To be done: Output all of the data below exactly as given.

Record set:
....

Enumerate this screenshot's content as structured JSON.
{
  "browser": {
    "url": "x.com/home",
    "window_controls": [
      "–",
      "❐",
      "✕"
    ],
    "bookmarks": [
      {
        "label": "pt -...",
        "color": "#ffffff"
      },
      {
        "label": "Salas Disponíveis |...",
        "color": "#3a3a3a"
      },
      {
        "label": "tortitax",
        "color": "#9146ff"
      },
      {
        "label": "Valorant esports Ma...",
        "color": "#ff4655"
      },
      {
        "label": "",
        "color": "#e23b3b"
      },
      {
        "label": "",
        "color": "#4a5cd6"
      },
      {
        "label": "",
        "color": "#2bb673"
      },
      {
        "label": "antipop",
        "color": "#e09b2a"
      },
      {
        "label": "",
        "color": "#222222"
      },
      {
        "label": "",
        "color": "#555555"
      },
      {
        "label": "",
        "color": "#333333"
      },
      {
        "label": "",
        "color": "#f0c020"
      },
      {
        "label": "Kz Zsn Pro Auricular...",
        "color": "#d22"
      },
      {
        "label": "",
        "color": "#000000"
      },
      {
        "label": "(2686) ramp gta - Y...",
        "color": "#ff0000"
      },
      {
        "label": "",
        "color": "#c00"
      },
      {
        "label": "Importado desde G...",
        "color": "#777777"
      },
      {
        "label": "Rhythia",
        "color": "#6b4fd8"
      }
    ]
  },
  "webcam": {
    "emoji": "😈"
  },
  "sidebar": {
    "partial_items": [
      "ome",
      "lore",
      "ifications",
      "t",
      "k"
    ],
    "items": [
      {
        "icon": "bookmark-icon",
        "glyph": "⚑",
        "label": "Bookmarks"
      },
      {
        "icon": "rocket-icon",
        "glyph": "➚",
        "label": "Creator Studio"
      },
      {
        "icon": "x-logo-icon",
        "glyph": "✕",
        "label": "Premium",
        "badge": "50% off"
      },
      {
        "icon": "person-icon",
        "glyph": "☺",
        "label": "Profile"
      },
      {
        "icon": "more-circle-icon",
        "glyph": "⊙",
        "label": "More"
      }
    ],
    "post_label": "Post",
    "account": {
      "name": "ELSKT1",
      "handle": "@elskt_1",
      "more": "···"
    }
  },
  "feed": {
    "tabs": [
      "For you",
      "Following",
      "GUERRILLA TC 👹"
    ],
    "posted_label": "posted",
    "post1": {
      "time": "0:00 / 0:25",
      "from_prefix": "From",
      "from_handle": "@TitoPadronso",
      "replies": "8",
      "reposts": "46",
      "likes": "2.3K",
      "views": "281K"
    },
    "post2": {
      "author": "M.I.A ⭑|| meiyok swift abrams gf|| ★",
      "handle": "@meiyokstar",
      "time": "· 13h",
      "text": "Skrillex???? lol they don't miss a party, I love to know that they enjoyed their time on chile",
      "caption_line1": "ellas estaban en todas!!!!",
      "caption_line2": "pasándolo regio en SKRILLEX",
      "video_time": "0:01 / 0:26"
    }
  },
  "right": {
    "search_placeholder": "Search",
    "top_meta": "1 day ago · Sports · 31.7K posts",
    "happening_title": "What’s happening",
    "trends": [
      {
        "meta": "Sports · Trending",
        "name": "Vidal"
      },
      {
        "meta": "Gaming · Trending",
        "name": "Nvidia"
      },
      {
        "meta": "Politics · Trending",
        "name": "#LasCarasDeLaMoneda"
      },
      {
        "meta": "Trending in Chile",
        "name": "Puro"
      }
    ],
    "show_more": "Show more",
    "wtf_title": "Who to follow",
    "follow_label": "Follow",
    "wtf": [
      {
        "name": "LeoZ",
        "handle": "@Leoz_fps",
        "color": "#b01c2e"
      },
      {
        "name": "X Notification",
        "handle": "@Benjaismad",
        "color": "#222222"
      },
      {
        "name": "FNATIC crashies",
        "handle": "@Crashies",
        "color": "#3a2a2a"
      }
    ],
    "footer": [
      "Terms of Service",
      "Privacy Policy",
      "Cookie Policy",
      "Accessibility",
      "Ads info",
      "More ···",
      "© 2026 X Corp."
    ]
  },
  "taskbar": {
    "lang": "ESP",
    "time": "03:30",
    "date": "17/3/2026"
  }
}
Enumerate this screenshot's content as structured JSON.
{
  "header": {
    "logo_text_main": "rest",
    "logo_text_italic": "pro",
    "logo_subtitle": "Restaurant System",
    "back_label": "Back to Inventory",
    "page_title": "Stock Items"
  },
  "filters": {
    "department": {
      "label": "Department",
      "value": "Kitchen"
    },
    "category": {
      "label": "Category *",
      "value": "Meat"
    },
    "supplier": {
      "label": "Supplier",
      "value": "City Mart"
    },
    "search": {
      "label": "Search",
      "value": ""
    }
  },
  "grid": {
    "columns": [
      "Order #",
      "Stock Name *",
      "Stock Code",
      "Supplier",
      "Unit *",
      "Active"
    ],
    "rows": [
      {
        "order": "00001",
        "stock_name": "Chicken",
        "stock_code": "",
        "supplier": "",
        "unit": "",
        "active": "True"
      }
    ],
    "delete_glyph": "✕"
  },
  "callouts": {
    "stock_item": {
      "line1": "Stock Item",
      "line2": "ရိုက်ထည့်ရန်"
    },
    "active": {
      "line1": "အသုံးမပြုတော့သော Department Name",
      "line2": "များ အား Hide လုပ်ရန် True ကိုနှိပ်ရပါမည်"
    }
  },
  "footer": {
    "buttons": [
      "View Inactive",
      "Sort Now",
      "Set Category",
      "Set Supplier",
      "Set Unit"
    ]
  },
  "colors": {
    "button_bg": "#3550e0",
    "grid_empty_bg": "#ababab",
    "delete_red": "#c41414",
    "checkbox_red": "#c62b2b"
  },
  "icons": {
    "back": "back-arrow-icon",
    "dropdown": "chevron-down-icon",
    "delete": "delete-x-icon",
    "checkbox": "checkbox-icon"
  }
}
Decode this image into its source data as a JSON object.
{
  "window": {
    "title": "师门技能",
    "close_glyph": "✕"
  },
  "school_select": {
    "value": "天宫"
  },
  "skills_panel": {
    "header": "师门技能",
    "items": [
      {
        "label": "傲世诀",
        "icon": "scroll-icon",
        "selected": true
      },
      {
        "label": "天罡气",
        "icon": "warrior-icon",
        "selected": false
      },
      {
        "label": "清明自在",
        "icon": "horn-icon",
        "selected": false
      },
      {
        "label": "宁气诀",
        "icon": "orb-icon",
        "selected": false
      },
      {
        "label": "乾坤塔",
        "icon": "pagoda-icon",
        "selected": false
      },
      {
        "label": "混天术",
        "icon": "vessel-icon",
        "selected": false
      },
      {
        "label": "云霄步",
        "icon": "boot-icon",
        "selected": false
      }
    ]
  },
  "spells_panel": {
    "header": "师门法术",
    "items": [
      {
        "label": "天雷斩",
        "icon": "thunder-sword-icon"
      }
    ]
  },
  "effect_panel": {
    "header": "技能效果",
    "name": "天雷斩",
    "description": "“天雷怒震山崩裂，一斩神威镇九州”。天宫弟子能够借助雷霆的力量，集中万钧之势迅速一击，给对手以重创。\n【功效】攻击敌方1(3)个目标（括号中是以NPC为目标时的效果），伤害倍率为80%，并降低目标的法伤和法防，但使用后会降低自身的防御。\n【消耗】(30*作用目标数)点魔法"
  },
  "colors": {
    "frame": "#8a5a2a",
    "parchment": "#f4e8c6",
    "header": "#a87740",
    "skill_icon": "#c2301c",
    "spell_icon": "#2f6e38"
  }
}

....

Task answer:
Enumerate this screenshot's content as structured JSON.
{
  "browser": {
    "url": "x.com/home",
    "window_controls": [
      "–",
      "❐",
      "✕"
    ],
    "bookmarks": [
      {
        "label": "pt -...",
        "color": "#ffffff"
      },
      {
        "label": "Salas Disponíveis |...",
        "color": "#3a3a3a"
      },
      {
        "label": "tortitax",
        "color": "#9146ff"
      },
      {
        "label": "Valorant esports Ma...",
        "color": "#ff4655"
      },
      {
        "label": "",
        "color": "#e23b3b"
      },
      {
        "label": "",
        "color": "#4a5cd6"
      },
      {
        "label": "",
        "color": "#2bb673"
      },
      {
        "label": "antipop",
        "color": "#e09b2a"
      },
      {
        "label": "",
        "color": "#222222"
      },
      {
        "label": "",
        "color": "#555555"
      },
      {
        "label": "",
        "color": "#333333"
      },
      {
        "label": "",
        "color": "#f0c020"
      },
      {
        "label": "Kz Zsn Pro Auricular...",
        "color": "#d22"
      },
      {
        "label": "",
        "color": "#000000"
      },
      {
        "label": "(2686) ramp gta - Y...",
        "color": "#ff0000"
      },
      {
        "label": "",
        "color": "#c00"
      },
      {
        "label": "Importado desde G...",
        "color": "#777777"
      },
      {
        "label": "Rhythia",
        "color": "#6b4fd8"
      }
    ]
  },
  "webcam": {
    "emoji": "😈"
  },
  "sidebar": {
    "partial_items": [
      "ome",
      "lore",
      "ifications",
      "t",
      "k"
    ],
    "items": [
      {
        "icon": "bookmark-icon",
        "glyph": "⚑",
        "label": "Bookmarks"
      },
      {
        "icon": "rocket-icon",
        "glyph": "➚",
        "label": "Creator Studio"
      },
      {
        "icon": "x-logo-icon",
        "glyph": "✕",
        "label": "Premium",
        "badge": "50% off"
      },
      {
        "icon": "person-icon",
        "glyph": "☺",
        "label": "Profile"
      },
      {
        "icon": "more-circle-icon",
        "glyph": "⊙",
        "label": "More"
      }
    ],
    "post_label": "Post",
    "account": {
      "name": "ELSKT1",
      "handle": "@elskt_1",
      "more": "···"
    }
  },
  "feed": {
    "tabs": [
      "For you",
      "Following",
      "GUERRILLA TC 👹"
    ],
    "posted_label": "posted",
    "post1": {
      "time": "0:00 / 0:25",
      "from_prefix": "From",
      "from_handle": "@TitoPadronso",
      "replies": "8",
      "reposts": "46",
      "likes": "2.3K",
      "views": "281K"
    },
    "post2": {
      "author": "M.I.A ⭑|| meiyok swift abrams gf|| ★",
      "handle": "@meiyokstar",
      "time": "· 13h",
      "text": "Skrillex???? lol they don't miss a party, I love to know that they enjoyed their time on chile",
      "caption_line1": "ellas estaban en todas!!!!",
      "caption_line2": "pasándolo regio en SKRILLEX",
      "video_time": "0:01 / 0:26"
    }
  },
  "right": {
    "search_placeholder": "Search",
    "top_meta": "1 day ago · Sports · 31.7K posts",
    "happening_title": "What’s happening",
    "trends": [
      {
        "meta": "Sports · Trending",
        "name": "Vidal"
      },
      {
        "meta": "Gaming · Trending",
        "name": "Nvidia"
      },
      {
        "meta": "Politics · Trending",
        "name": "#LasCarasDeLaMoneda"
      },
      {
        "meta": "Trending in Chile",
        "name": "Puro"
      }
    ],
    "show_more": "Show more",
    "wtf_title": "Who to follow",
    "follow_label": "Follow",
    "wtf": [
      {
        "name": "LeoZ",
        "handle": "@Leoz_fps",
        "color": "#b01c2e"
      },
      {
        "name": "X Notification",
        "handle": "@Benjaismad",
        "color": "#222222"
      },
      {
        "name": "FNATIC crashies",
        "handle": "@Crashies",
        "color": "#3a2a2a"
      }
    ],
    "footer": [
      "Terms of Service",
      "Privacy Policy",
      "Cookie Policy",
      "Accessibility",
      "Ads info",
      "More ···",
      "© 2026 X Corp."
    ]
  },
  "taskbar": {
    "lang": "ESP",
    "time": "03:30",
    "date": "17/3/2026"
  }
}
Enumerate this screenshot's content as structured JSON.
{
  "header": {
    "logo_text_main": "rest",
    "logo_text_italic": "pro",
    "logo_subtitle": "Restaurant System",
    "back_label": "Back to Inventory",
    "page_title": "Stock Items"
  },
  "filters": {
    "department": {
      "label": "Department",
      "value": "Kitchen"
    },
    "category": {
      "label": "Category *",
      "value": "Meat"
    },
    "supplier": {
      "label": "Supplier",
      "value": "City Mart"
    },
    "search": {
      "label": "Search",
      "value": ""
    }
  },
  "grid": {
    "columns": [
      "Order #",
      "Stock Name *",
      "Stock Code",
      "Supplier",
      "Unit *",
      "Active"
    ],
    "rows": [
      {
        "order": "00001",
        "stock_name": "Chicken",
        "stock_code": "",
        "supplier": "",
        "unit": "",
        "active": "True"
      }
    ],
    "delete_glyph": "✕"
  },
  "callouts": {
    "stock_item": {
      "line1": "Stock Item",
      "line2": "ရိုက်ထည့်ရန်"
    },
    "active": {
      "line1": "အသုံးမပြုတော့သော Department Name",
      "line2": "များ အား Hide လုပ်ရန် True ကိုနှိပ်ရပါမည်"
    }
  },
  "footer": {
    "buttons": [
      "View Inactive",
      "Sort Now",
      "Set Category",
      "Set Supplier",
      "Set Unit"
    ]
  },
  "colors": {
    "button_bg": "#3550e0",
    "grid_empty_bg": "#ababab",
    "delete_red": "#c41414",
    "checkbox_red": "#c62b2b"
  },
  "icons": {
    "back": "back-arrow-icon",
    "dropdown": "chevron-down-icon",
    "delete": "delete-x-icon",
    "checkbox": "checkbox-icon"
  }
}
Decode this image into its source data as a JSON object.
{
  "window": {
    "title": "师门技能",
    "close_glyph": "✕"
  },
  "school_select": {
    "value": "天宫"
  },
  "skills_panel": {
    "header": "师门技能",
    "items": [
      {
        "label": "傲世诀",
        "icon": "scroll-icon",
        "selected": true
      },
      {
        "label": "天罡气",
        "icon": "warrior-icon",
        "selected": false
      },
      {
        "label": "清明自在",
        "icon": "horn-icon",
        "selected": false
      },
      {
        "label": "宁气诀",
        "icon": "orb-icon",
        "selected": false
      },
      {
        "label": "乾坤塔",
        "icon": "pagoda-icon",
        "selected": false
      },
      {
        "label": "混天术",
        "icon": "vessel-icon",
        "selected": false
      },
      {
        "label": "云霄步",
        "icon": "boot-icon",
        "selected": false
      }
    ]
  },
  "spells_panel": {
    "header": "师门法术",
    "items": [
      {
        "label": "天雷斩",
        "icon": "thunder-sword-icon"
      }
    ]
  },
  "effect_panel": {
    "header": "技能效果",
    "name": "天雷斩",
    "description": "“天雷怒震山崩裂，一斩神威镇九州”。天宫弟子能够借助雷霆的力量，集中万钧之势迅速一击，给对手以重创。\n【功效】攻击敌方1(3)个目标（括号中是以NPC为目标时的效果），伤害倍率为80%，并降低目标的法伤和法防，但使用后会降低自身的防御。\n【消耗】(30*作用目标数)点魔法"
  },
  "colors": {
    "frame": "#8a5a2a",
    "parchment": "#f4e8c6",
    "header": "#a87740",
    "skill_icon": "#c2301c",
    "spell_icon": "#2f6e38"
  }
}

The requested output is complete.